Consegne:
1. Stabilisci se ciascuna di queste affermazioni concorda con la relazione sul centro di detenzione di Agrigento, rispondendo sì o no e citando alla lettera le parole della relazione che lo decidono. (a) La Prefettura aveva autorizzato l'ingresso della delegazione. (b) Dal nastro dell'on. Miccichè furono tolte le sequenze registrate dopo l'ingresso. (c) Le donne provenienti dai paesi dell'est avevano chiesto il permesso di soggiorno per motivo di protezione sociale.
2. Prosegui la relazione sul centro di detenzione di Agrigento, partendo subito dopo l'ultima frase riportata.

Estratto scelto:
━━━━━━━━━━━━━━━━━━━━━━━━━━━━━━

Da Fulvio Vassallo Paleologo - ASGI, ICS - 30 novembre 2002

RELAZIONE SULLA MANIFESTAZIONE E SULLA VISITA AL CENTRO DI DETENZIONE DI AGRIGENTO.
Il 30 novembre scorso, nell'ambito della giornata nazionale contro i centri di permanenza temporanea in Italia, si è svolta una manifestazione indetta dalle associazioni e dai movimenti antirazzisti siciliani, oltre che dall'Osservatorio agrigentino sull'immigrazione, con un presidio davanti al centro di detenzione sito in Contrada San Benedetto, nella zona industriale di Agrigento.
Dopo un fax della Prefettura, che il giorno prima vietava l'ingresso della delegazione che era stata richiesta da una settimana, l'unica persona che ha potuto fare ingresso nel centro è stato il deputato regionale Lillo Miccichè, del gruppo Sicilia 2010. L'offerta, giunta all'ultimo momento, di fare entrare anche il sottoscritto veniva respinta perché non corrispondeva alla richiesta di una delegazione vera e propria avanzata in precedenza.
Durante la visita, svolta quindi dal solo on. Miccichè, si è potuto constatare un netto peggioramento rispetto a precedenti visite e la condizione di totale invivibilità della struttura: per il mancato funzionamento degli scarichi il pavimento dei gabinetti ed i corridoi adiacenti erano cosparsi di feci ed il fetore risultava dappertutto nauseabondo. Tutto ciò si aggiungeva ad una situazione di totale promiscuità tra immigrati di religioni e provenienze geografiche molto differenti, costretti a condividere celle piccolissime, costruite a celo aperto, con semplici divisori in cemento, all'interno del capannone e separate dagli altri locali con semplici teli.
Efficace soltanto il servizio di videosorveglianza interna, e l'attenzione delle forze dell'ordine nel seguire i movimenti dell'unico visitatore, al punto che dopo le prime riprese effettuate dall'On. Miccichè, che si era portato dietro una propria videocamera, questa gli veniva sottratta ed erano rimosse dal nastro le sequenze registrate dopo l'ingresso. Evidentemente non si voleva che fossero documentate le condizioni di invivibilità della struttura, dove si era peraltro registrato, qualche giorno prima un tentativo di rivolta.
L'on. Miccichè ha comunque potuto parlare con alcuni immigrati, raccogliendo storie ormai
" quotidiane" di diritti negati e di speranze tradite. Le donne, in particolare quelle provenienti dai paesi dell'est, apparivano rassegnate al loro destino. A loro almeno era riservato un trattamento igienico sanitario più dignitoso, anche perché i locali nei quali erano trattenute erano più piccoli e meglio attrezzati. Presenti anche due donne rom, provenienti dal campo di contrada Casena, una discarica a cielo aperto alla periferia di Agrigento, con numerosi figli nati in Italia, rimasti soli al campo. Anche dal punto di vista legale la situazione appariva gravissima in quanto alcuni immigrati trattenuti nel centro lamentavano di volere chiedere asilo e di non avere potuto presentare la relativa domanda. Nessuna delle donne provenienti dai paesi dell'est, presumibilmente vittime del traffico della prostituzione, e trattenute nella sezione femminile, avevano fatto richiesta di permesso di soggiorno per motivo di protezione sociale. Tra gli uomini risultava più alta che in passato la percentuale di "ospiti" provenienti dal carcere, anche da istituti di pena di altre regioni italiane, questo come effetto visibile delle prime settimane di applicazione della legge Bossi- Fini.

━━━━━━━━━━━━━━━━━━━━━━━━━━━━━━

Materiale fornito:
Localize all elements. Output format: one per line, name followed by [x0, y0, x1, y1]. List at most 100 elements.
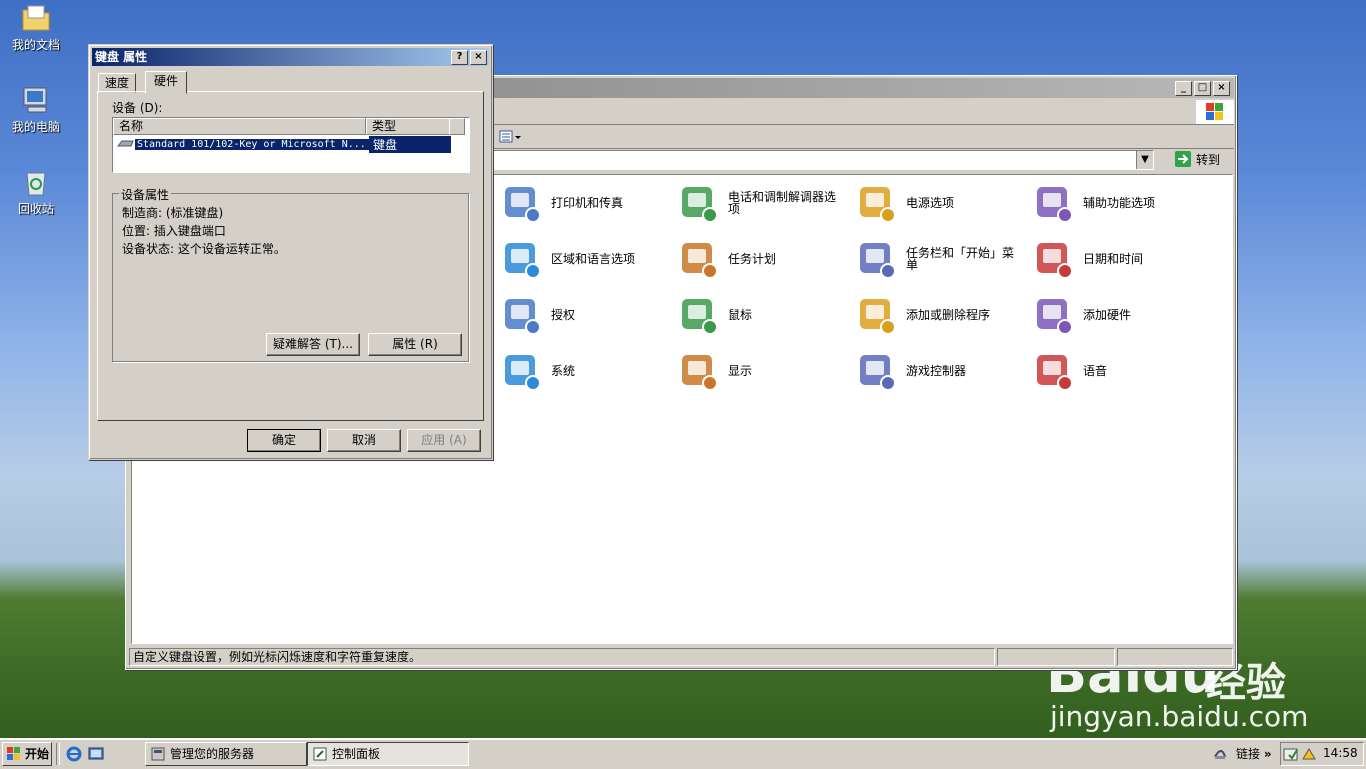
control-panel-item[interactable]: 辅助功能选项 [1029, 179, 1193, 227]
views-icon[interactable] [498, 128, 522, 146]
desktop-icon-label: 回收站 [17, 202, 54, 216]
arrow-right-icon [1175, 151, 1191, 167]
control-panel-item[interactable]: 授权 [497, 291, 661, 339]
apply-button[interactable]: 应用 (A) [407, 429, 481, 452]
maximize-button[interactable]: □ [1194, 81, 1211, 96]
device-status-text: 设备状态: 这个设备运转正常。 [122, 242, 286, 256]
devices-label: 设备 (D): [112, 101, 163, 115]
control-panel-item-label: 系统 [551, 364, 576, 378]
tab-speed[interactable]: 速度 [98, 73, 137, 93]
control-panel-item-label: 任务栏和「开始」菜单 [906, 246, 1015, 272]
desktop-icon-my-documents[interactable]: 我的文档 [6, 2, 66, 53]
links-toolbar[interactable]: 链接 » [1236, 745, 1272, 762]
control-panel-item[interactable]: 电源选项 [852, 179, 1016, 227]
task-button-manage-server[interactable]: 管理您的服务器 [145, 742, 307, 766]
control-panel-item-label: 授权 [551, 308, 576, 322]
keyboard-icon [117, 140, 134, 147]
language-bar-icon[interactable] [1212, 745, 1228, 764]
tab-hardware[interactable]: 硬件 [145, 71, 188, 94]
control-panel-item-label: 游戏控制器 [906, 364, 967, 378]
dialog-titlebar[interactable]: 键盘 属性 ? × [92, 48, 489, 66]
system-icon [497, 347, 545, 395]
taskbar-start-menu-icon [852, 235, 900, 283]
control-panel-item[interactable]: 区域和语言选项 [497, 235, 661, 283]
divider [56, 743, 60, 765]
device-properties-group: 设备属性 制造商: (标准键盘) 位置: 插入键盘端口 设备状态: 这个设备运转… [112, 186, 469, 362]
add-hardware-icon [1029, 291, 1077, 339]
internet-explorer-icon[interactable] [66, 746, 82, 765]
desktop-icon-recycle-bin[interactable]: 回收站 [6, 166, 66, 217]
control-panel-item[interactable]: 语音 [1029, 347, 1193, 395]
start-button[interactable]: 开始 [2, 742, 52, 766]
control-panel-item-label: 添加硬件 [1083, 308, 1132, 322]
task-button-control-panel[interactable]: 控制面板 [307, 742, 469, 766]
control-panel-item[interactable]: 系统 [497, 347, 661, 395]
column-header-type[interactable]: 类型 [366, 118, 450, 135]
control-panel-item[interactable]: 显示 [674, 347, 838, 395]
desktop-icon-label: 我的电脑 [11, 120, 60, 134]
column-header-name[interactable]: 名称 [113, 118, 366, 135]
power-options-icon [852, 179, 900, 227]
security-warning-icon[interactable] [1283, 746, 1299, 762]
control-panel-item-label: 添加或删除程序 [906, 308, 991, 322]
control-panel-item-label: 日期和时间 [1083, 252, 1144, 266]
desktop-icon-my-computer[interactable]: 我的电脑 [6, 84, 66, 135]
control-panel-item-label: 任务计划 [728, 252, 777, 266]
network-icon[interactable] [1301, 746, 1317, 762]
properties-button[interactable]: 属性 (R) [368, 333, 462, 356]
keyboard-properties-dialog: 键盘 属性 ? × 速度 硬件 设备 (D): 名称 类型 Standard 1… [88, 44, 493, 460]
control-panel-item[interactable]: 任务计划 [674, 235, 838, 283]
control-panel-item-label: 电话和调制解调器选项 [728, 190, 837, 216]
goto-button[interactable]: 转到 [1174, 149, 1220, 169]
table-row[interactable]: Standard 101/102-Key or Microsoft N... 键… [117, 135, 451, 153]
minimize-button[interactable]: _ [1175, 81, 1192, 96]
status-pane [997, 648, 1115, 666]
control-panel-item[interactable]: 鼠标 [674, 291, 838, 339]
accessibility-icon [1029, 179, 1077, 227]
control-panel-item-label: 显示 [728, 364, 753, 378]
control-panel-item[interactable]: 添加或删除程序 [852, 291, 1016, 339]
control-panel-item-label: 区域和语言选项 [551, 252, 636, 266]
control-panel-icon [313, 747, 327, 761]
add-remove-programs-icon [852, 291, 900, 339]
control-panel-item-label: 鼠标 [728, 308, 753, 322]
control-panel-item-label: 语音 [1083, 364, 1108, 378]
dialog-close-button[interactable]: × [470, 50, 487, 65]
cancel-button[interactable]: 取消 [327, 429, 401, 452]
my-computer-icon [20, 84, 52, 116]
manufacturer-text: 制造商: (标准键盘) [122, 206, 224, 220]
troubleshoot-button[interactable]: 疑难解答 (T)... [266, 333, 360, 356]
control-panel-item[interactable]: 添加硬件 [1029, 291, 1193, 339]
windows-logo-icon [1196, 100, 1234, 124]
device-type: 键盘 [369, 135, 451, 153]
device-list[interactable]: 名称 类型 Standard 101/102-Key or Microsoft … [112, 117, 470, 173]
chevron-right-icon[interactable]: » [1264, 747, 1272, 761]
chevron-down-icon[interactable]: ▼ [1136, 151, 1153, 169]
dialog-title: 键盘 属性 [95, 50, 148, 64]
show-desktop-icon[interactable] [88, 746, 104, 765]
status-bar: 自定义键盘设置，例如光标闪烁速度和字符重复速度。 [129, 648, 1233, 666]
status-text: 自定义键盘设置，例如光标闪烁速度和字符重复速度。 [129, 648, 995, 666]
help-button[interactable]: ? [451, 50, 468, 65]
server-icon [151, 747, 165, 761]
close-button[interactable]: × [1213, 81, 1230, 96]
control-panel-item[interactable]: 电话和调制解调器选项 [674, 179, 838, 227]
watermark-url: jingyan.baidu.com [1050, 700, 1309, 733]
scheduled-tasks-icon [674, 235, 722, 283]
game-controller-icon [852, 347, 900, 395]
control-panel-item[interactable]: 游戏控制器 [852, 347, 1016, 395]
control-panel-item[interactable]: 打印机和传真 [497, 179, 661, 227]
windows-logo-icon [7, 747, 20, 760]
my-documents-icon [20, 2, 52, 34]
control-panel-item[interactable]: 日期和时间 [1029, 235, 1193, 283]
desktop-icon-label: 我的文档 [11, 38, 60, 52]
date-time-icon [1029, 235, 1077, 283]
mouse-icon [674, 291, 722, 339]
system-tray: 14:58 [1280, 742, 1364, 766]
recycle-bin-icon [20, 166, 52, 198]
ok-button[interactable]: 确定 [247, 429, 321, 452]
location-text: 位置: 插入键盘端口 [122, 224, 226, 238]
control-panel-item[interactable]: 任务栏和「开始」菜单 [852, 235, 1016, 283]
licensing-icon [497, 291, 545, 339]
device-name: Standard 101/102-Key or Microsoft N... [135, 138, 369, 150]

━━━━━━━━━━━━━━━━━━━━━━━━━━━━━━

Soluzioni:
1.
(a) No: «un fax della Prefettura, che il giorno prima vietava l'ingresso della delegazione».
(b) Sì: «erano rimosse dal nastro le sequenze registrate dopo l'ingresso».
(c) No: «Nessuna delle donne provenienti dai paesi dell'est, presumibilmente vittime del traffico della prostituzione, e trattenute nella sezione femminile, avevano fatto richiesta di permesso di soggiorno per motivo di protezione sociale».

2.
Il raddoppio dei tempi di trattenimento ( da trenta a sessanta giorni) introdotto dalla nuova legge produceva i suoi primi effetti: all'interno del centro la tensione era cresciuta enormemente per la prospettiva di una carcerazione così lunga. La effettività delle espulsioni, già modesta ( meno della metà dei trattenuti viene poi accompagnata effettivamente in frontiera), in questo quadro è destinata a dimezzarsi ancora. Sofferenze umane indicibili, costi di gestione sempre più elevati, negazioni dei fondamentali diritti di difesa ( a partire dalla consueta mancanza di interpreti) caratterizzano il nuovo business della detenzione amministrativa ma non aumentano la effettività delle espulsioni.
Nel frattempo i manifestanti rimasti all'esterno del muro di cinta alto più di sei metri dopo avere scandito slogan rivolti agli immigrati in italiano ed in arabo, hanno deciso di recarsi davanti alla Prefettura di Agrigento per chiedere la immediata chiusura del centro, anche a causa delle gravissime condizioni igieniche riscontrate.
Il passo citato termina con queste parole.